Supplied material:
────────────────────────────────────────

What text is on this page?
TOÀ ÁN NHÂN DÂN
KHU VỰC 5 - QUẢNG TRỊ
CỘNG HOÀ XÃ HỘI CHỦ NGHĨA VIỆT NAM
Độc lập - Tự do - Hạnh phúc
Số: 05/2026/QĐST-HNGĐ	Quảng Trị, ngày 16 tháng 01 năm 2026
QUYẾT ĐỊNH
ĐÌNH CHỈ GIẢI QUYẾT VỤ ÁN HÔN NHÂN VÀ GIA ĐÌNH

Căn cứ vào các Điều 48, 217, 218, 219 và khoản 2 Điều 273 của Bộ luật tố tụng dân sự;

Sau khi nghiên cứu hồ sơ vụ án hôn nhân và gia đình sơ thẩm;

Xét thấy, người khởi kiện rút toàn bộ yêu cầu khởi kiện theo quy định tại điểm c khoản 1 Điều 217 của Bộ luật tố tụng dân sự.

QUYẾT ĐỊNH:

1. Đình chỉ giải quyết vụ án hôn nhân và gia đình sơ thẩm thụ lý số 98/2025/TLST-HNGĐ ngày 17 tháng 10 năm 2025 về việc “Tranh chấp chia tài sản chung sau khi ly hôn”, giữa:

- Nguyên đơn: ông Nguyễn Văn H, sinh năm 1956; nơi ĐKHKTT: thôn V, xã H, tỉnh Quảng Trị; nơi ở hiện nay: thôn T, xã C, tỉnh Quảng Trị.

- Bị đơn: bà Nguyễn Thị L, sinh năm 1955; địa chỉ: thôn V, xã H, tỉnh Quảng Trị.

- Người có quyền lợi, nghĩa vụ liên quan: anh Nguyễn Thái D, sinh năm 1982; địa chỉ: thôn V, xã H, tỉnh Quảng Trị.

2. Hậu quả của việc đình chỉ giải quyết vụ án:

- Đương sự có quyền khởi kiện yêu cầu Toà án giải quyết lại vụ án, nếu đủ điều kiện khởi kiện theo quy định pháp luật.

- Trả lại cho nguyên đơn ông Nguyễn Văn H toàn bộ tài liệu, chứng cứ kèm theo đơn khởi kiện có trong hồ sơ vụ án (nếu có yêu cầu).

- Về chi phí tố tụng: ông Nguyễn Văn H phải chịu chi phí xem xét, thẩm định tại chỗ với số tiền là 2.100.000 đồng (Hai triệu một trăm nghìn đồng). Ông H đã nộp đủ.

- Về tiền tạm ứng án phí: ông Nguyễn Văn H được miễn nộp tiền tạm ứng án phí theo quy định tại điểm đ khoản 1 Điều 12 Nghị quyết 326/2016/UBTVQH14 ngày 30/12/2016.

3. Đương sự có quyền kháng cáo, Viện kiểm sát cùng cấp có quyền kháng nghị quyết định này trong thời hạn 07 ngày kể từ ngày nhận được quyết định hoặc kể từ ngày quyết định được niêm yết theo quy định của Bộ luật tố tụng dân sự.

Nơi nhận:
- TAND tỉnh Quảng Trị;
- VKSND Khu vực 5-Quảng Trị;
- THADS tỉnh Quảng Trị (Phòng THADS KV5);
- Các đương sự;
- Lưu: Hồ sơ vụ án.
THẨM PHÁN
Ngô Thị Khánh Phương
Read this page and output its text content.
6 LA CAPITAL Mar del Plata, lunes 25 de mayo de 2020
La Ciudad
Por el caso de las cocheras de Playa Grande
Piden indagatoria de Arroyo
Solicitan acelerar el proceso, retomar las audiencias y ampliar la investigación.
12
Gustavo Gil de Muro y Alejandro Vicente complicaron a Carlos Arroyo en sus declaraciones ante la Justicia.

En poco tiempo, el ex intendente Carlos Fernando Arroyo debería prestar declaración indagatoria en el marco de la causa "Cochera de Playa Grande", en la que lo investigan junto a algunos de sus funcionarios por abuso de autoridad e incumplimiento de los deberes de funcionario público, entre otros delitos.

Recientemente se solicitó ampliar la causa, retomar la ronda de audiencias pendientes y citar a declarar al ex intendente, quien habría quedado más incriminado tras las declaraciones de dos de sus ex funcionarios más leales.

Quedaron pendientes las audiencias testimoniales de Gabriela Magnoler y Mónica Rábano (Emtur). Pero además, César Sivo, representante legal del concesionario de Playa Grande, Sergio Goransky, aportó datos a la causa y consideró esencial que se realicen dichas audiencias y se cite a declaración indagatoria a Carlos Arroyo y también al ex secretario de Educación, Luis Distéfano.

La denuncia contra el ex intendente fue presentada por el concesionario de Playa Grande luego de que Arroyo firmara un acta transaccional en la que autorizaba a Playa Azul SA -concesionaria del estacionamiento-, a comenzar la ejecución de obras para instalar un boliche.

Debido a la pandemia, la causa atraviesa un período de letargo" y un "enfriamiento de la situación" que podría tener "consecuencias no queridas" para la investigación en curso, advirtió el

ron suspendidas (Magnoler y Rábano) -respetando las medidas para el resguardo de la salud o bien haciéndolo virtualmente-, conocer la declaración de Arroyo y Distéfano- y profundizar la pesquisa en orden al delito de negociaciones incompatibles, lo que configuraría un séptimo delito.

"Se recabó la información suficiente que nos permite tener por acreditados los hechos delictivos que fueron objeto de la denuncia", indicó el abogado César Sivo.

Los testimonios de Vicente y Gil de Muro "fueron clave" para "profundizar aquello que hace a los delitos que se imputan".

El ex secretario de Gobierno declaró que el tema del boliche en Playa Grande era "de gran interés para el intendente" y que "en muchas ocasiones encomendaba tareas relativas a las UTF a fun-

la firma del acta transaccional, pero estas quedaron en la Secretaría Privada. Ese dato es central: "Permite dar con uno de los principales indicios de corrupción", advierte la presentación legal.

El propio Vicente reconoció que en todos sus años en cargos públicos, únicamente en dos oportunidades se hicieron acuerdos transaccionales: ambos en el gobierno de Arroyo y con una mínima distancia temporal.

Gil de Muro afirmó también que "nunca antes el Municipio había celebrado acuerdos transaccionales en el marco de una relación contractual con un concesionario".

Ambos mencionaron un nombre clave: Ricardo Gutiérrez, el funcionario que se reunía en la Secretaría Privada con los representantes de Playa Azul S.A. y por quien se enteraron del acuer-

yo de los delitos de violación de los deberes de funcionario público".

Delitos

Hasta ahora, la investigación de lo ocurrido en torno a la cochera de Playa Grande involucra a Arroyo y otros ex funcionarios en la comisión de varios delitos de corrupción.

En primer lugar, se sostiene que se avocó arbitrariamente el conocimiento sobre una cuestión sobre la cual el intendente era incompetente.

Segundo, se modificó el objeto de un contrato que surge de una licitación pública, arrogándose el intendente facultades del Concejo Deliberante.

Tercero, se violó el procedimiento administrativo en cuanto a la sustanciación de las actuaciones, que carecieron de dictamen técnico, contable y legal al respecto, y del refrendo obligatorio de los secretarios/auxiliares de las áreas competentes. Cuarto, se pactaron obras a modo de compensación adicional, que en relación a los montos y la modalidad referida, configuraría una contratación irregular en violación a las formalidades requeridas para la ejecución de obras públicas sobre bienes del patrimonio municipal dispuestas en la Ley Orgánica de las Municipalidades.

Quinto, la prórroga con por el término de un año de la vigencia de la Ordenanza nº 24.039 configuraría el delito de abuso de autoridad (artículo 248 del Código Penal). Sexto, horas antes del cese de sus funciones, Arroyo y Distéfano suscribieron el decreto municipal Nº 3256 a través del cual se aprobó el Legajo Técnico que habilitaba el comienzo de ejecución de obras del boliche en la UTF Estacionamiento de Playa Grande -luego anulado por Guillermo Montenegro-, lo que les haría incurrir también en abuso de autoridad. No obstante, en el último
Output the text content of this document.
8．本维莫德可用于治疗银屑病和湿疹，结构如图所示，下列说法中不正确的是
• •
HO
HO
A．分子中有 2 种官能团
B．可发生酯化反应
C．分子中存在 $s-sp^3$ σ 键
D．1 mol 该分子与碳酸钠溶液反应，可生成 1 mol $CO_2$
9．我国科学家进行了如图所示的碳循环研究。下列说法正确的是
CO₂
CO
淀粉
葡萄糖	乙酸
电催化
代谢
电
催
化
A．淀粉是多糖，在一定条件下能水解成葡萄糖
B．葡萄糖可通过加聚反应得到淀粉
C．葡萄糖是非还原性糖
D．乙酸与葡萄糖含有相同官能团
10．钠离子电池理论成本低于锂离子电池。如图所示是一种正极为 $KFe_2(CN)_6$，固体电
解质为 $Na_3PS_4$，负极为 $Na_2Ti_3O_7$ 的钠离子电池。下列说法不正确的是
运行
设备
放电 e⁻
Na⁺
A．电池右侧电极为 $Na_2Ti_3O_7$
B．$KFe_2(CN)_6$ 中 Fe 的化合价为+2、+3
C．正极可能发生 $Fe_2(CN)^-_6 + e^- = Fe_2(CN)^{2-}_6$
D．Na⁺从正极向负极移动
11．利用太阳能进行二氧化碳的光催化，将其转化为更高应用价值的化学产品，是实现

────────────────────────────────────────

Direction: Extract, exactly, the lines above that begin at the line containing "Output the text content of this document." and end at the final line of the records; add no other text.

Solution for this exercise:
Output the text content of this document.
8．本维莫德可用于治疗银屑病和湿疹，结构如图所示，下列说法中不正确的是
• •
HO
HO
A．分子中有 2 种官能团
B．可发生酯化反应
C．分子中存在 $s-sp^3$ σ 键
D．1 mol 该分子与碳酸钠溶液反应，可生成 1 mol $CO_2$
9．我国科学家进行了如图所示的碳循环研究。下列说法正确的是
CO₂
CO
淀粉
葡萄糖	乙酸
电催化
代谢
电
催
化
A．淀粉是多糖，在一定条件下能水解成葡萄糖
B．葡萄糖可通过加聚反应得到淀粉
C．葡萄糖是非还原性糖
D．乙酸与葡萄糖含有相同官能团
10．钠离子电池理论成本低于锂离子电池。如图所示是一种正极为 $KFe_2(CN)_6$，固体电
解质为 $Na_3PS_4$，负极为 $Na_2Ti_3O_7$ 的钠离子电池。下列说法不正确的是
运行
设备
放电 e⁻
Na⁺
A．电池右侧电极为 $Na_2Ti_3O_7$
B．$KFe_2(CN)_6$ 中 Fe 的化合价为+2、+3
C．正极可能发生 $Fe_2(CN)^-_6 + e^- = Fe_2(CN)^{2-}_6$
D．Na⁺从正极向负极移动
11．利用太阳能进行二氧化碳的光催化，将其转化为更高应用价值的化学产品，是实现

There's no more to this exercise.